WHAT THE EXERCISE ASKS:
Reproduce the material below word for word, from its first line through the line containing "- pitch-contour-segment: [102, 155, 183, 193]", including both of those lines.

DATA EXTRACT:

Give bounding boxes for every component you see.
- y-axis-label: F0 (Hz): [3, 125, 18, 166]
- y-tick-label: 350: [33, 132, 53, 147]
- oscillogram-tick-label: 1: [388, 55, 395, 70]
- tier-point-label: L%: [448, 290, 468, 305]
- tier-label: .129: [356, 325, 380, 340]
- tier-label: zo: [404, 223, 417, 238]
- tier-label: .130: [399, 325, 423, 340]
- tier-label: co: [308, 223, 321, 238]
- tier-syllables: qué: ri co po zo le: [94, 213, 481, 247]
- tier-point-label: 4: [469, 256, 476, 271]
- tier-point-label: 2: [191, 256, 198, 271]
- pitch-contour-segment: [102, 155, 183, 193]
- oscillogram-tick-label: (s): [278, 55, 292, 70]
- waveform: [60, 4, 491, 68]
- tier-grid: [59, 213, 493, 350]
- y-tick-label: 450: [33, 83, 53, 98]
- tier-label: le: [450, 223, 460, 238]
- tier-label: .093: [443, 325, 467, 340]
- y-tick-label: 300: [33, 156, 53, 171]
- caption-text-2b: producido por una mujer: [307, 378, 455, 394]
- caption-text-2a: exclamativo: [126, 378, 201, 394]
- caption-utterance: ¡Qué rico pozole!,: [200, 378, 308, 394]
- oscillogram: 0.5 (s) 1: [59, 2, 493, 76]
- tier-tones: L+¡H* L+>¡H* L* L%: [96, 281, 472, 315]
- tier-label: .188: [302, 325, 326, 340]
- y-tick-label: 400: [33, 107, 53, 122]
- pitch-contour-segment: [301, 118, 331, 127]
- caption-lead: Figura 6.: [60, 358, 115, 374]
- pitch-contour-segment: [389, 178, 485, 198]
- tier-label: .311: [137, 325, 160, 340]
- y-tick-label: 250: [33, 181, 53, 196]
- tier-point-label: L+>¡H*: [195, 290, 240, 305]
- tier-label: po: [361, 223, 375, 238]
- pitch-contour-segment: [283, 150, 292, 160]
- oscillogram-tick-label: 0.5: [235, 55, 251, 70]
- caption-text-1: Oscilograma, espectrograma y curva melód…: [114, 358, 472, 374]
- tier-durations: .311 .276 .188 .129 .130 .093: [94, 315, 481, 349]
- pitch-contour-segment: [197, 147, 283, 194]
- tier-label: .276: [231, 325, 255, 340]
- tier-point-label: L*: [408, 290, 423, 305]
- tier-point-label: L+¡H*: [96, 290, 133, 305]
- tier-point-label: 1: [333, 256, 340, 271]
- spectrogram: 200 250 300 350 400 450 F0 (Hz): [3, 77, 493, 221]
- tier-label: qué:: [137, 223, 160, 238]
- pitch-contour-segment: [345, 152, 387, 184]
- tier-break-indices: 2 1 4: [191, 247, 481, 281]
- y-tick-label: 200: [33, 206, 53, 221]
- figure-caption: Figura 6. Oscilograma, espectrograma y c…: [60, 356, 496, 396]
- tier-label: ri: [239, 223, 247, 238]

OUTPUT FOR THIS TASK:
Give bounding boxes for every component you see.
- y-axis-label: F0 (Hz): [3, 125, 18, 166]
- y-tick-label: 350: [33, 132, 53, 147]
- oscillogram-tick-label: 1: [388, 55, 395, 70]
- tier-point-label: L%: [448, 290, 468, 305]
- tier-label: .129: [356, 325, 380, 340]
- tier-label: zo: [404, 223, 417, 238]
- tier-label: .130: [399, 325, 423, 340]
- tier-label: co: [308, 223, 321, 238]
- tier-syllables: qué: ri co po zo le: [94, 213, 481, 247]
- tier-point-label: 4: [469, 256, 476, 271]
- tier-point-label: 2: [191, 256, 198, 271]
- pitch-contour-segment: [102, 155, 183, 193]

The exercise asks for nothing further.